Start Data to process
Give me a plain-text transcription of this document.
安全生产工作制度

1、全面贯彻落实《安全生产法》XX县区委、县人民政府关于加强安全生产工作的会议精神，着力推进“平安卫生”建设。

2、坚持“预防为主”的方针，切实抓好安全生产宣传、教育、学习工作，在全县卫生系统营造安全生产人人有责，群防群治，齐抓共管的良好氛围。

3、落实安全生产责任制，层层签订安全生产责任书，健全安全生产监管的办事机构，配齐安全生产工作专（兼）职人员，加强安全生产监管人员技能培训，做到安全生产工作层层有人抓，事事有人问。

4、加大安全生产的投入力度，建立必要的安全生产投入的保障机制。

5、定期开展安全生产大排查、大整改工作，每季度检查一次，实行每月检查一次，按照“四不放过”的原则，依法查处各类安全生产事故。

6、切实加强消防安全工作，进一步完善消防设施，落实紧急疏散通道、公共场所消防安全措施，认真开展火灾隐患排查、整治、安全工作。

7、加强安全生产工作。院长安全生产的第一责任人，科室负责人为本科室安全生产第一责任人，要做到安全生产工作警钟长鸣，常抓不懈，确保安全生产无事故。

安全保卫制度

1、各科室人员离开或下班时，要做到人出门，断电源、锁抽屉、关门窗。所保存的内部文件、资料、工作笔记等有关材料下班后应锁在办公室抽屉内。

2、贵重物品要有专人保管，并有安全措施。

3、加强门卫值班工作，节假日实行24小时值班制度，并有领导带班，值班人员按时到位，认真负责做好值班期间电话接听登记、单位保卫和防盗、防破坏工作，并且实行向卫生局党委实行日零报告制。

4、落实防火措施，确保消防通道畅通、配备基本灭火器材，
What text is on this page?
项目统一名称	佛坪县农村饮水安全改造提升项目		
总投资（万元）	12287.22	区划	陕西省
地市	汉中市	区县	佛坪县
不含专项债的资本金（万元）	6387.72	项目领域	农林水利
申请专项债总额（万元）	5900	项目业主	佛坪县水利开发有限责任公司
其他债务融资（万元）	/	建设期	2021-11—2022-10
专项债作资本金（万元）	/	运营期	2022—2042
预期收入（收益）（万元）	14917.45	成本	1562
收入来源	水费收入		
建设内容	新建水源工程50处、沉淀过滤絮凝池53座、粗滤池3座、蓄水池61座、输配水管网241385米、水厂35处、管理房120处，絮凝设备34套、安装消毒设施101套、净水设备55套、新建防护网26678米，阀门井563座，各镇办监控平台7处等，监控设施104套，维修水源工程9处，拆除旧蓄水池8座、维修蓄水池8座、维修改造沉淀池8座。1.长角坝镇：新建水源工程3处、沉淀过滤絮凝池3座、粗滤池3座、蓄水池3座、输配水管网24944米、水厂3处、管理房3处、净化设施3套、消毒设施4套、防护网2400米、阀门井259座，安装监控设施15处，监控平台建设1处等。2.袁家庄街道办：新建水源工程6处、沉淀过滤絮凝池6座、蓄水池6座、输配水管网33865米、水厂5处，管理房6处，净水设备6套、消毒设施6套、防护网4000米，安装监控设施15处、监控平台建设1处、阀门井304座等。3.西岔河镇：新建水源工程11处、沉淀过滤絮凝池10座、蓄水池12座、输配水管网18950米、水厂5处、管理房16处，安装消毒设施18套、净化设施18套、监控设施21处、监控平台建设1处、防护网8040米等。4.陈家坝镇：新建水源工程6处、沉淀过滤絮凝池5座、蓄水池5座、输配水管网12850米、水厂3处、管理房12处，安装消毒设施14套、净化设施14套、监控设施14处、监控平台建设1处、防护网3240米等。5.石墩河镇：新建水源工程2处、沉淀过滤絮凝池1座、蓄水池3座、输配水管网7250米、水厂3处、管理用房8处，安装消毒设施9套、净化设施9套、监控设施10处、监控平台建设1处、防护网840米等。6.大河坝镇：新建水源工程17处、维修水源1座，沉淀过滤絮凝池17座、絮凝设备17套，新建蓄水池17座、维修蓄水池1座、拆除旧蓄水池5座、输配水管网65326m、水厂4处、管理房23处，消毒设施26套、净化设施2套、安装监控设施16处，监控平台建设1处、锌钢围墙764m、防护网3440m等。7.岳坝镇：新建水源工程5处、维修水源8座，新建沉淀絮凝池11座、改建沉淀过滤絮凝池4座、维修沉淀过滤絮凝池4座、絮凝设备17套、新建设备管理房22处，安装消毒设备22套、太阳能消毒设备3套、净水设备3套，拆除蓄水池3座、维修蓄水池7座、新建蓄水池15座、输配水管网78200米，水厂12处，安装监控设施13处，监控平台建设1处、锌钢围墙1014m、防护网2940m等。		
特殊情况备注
End Data to process
(Stated exercise) Retype the data exactly as given.

(Exercise result)
Give me a plain-text transcription of this document.
安全生产工作制度

1、全面贯彻落实《安全生产法》XX县区委、县人民政府关于加强安全生产工作的会议精神，着力推进“平安卫生”建设。

2、坚持“预防为主”的方针，切实抓好安全生产宣传、教育、学习工作，在全县卫生系统营造安全生产人人有责，群防群治，齐抓共管的良好氛围。

3、落实安全生产责任制，层层签订安全生产责任书，健全安全生产监管的办事机构，配齐安全生产工作专（兼）职人员，加强安全生产监管人员技能培训，做到安全生产工作层层有人抓，事事有人问。

4、加大安全生产的投入力度，建立必要的安全生产投入的保障机制。

5、定期开展安全生产大排查、大整改工作，每季度检查一次，实行每月检查一次，按照“四不放过”的原则，依法查处各类安全生产事故。

6、切实加强消防安全工作，进一步完善消防设施，落实紧急疏散通道、公共场所消防安全措施，认真开展火灾隐患排查、整治、安全工作。

7、加强安全生产工作。院长安全生产的第一责任人，科室负责人为本科室安全生产第一责任人，要做到安全生产工作警钟长鸣，常抓不懈，确保安全生产无事故。

安全保卫制度

1、各科室人员离开或下班时，要做到人出门，断电源、锁抽屉、关门窗。所保存的内部文件、资料、工作笔记等有关材料下班后应锁在办公室抽屉内。

2、贵重物品要有专人保管，并有安全措施。

3、加强门卫值班工作，节假日实行24小时值班制度，并有领导带班，值班人员按时到位，认真负责做好值班期间电话接听登记、单位保卫和防盗、防破坏工作，并且实行向卫生局党委实行日零报告制。

4、落实防火措施，确保消防通道畅通、配备基本灭火器材，
What text is on this page?
项目统一名称	佛坪县农村饮水安全改造提升项目		
总投资（万元）	12287.22	区划	陕西省
地市	汉中市	区县	佛坪县
不含专项债的资本金（万元）	6387.72	项目领域	农林水利
申请专项债总额（万元）	5900	项目业主	佛坪县水利开发有限责任公司
其他债务融资（万元）	/	建设期	2021-11—2022-10
专项债作资本金（万元）	/	运营期	2022—2042
预期收入（收益）（万元）	14917.45	成本	1562
收入来源	水费收入		
建设内容	新建水源工程50处、沉淀过滤絮凝池53座、粗滤池3座、蓄水池61座、输配水管网241385米、水厂35处、管理房120处，絮凝设备34套、安装消毒设施101套、净水设备55套、新建防护网26678米，阀门井563座，各镇办监控平台7处等，监控设施104套，维修水源工程9处，拆除旧蓄水池8座、维修蓄水池8座、维修改造沉淀池8座。1.长角坝镇：新建水源工程3处、沉淀过滤絮凝池3座、粗滤池3座、蓄水池3座、输配水管网24944米、水厂3处、管理房3处、净化设施3套、消毒设施4套、防护网2400米、阀门井259座，安装监控设施15处，监控平台建设1处等。2.袁家庄街道办：新建水源工程6处、沉淀过滤絮凝池6座、蓄水池6座、输配水管网33865米、水厂5处，管理房6处，净水设备6套、消毒设施6套、防护网4000米，安装监控设施15处、监控平台建设1处、阀门井304座等。3.西岔河镇：新建水源工程11处、沉淀过滤絮凝池10座、蓄水池12座、输配水管网18950米、水厂5处、管理房16处，安装消毒设施18套、净化设施18套、监控设施21处、监控平台建设1处、防护网8040米等。4.陈家坝镇：新建水源工程6处、沉淀过滤絮凝池5座、蓄水池5座、输配水管网12850米、水厂3处、管理房12处，安装消毒设施14套、净化设施14套、监控设施14处、监控平台建设1处、防护网3240米等。5.石墩河镇：新建水源工程2处、沉淀过滤絮凝池1座、蓄水池3座、输配水管网7250米、水厂3处、管理用房8处，安装消毒设施9套、净化设施9套、监控设施10处、监控平台建设1处、防护网840米等。6.大河坝镇：新建水源工程17处、维修水源1座，沉淀过滤絮凝池17座、絮凝设备17套，新建蓄水池17座、维修蓄水池1座、拆除旧蓄水池5座、输配水管网65326m、水厂4处、管理房23处，消毒设施26套、净化设施2套、安装监控设施16处，监控平台建设1处、锌钢围墙764m、防护网3440m等。7.岳坝镇：新建水源工程5处、维修水源8座，新建沉淀絮凝池11座、改建沉淀过滤絮凝池4座、维修沉淀过滤絮凝池4座、絮凝设备17套、新建设备管理房22处，安装消毒设备22套、太阳能消毒设备3套、净水设备3套，拆除蓄水池3座、维修蓄水池7座、新建蓄水池15座、输配水管网78200米，水厂12处，安装监控设施13处，监控平台建设1处、锌钢围墙1014m、防护网2940m等。		
特殊情况备注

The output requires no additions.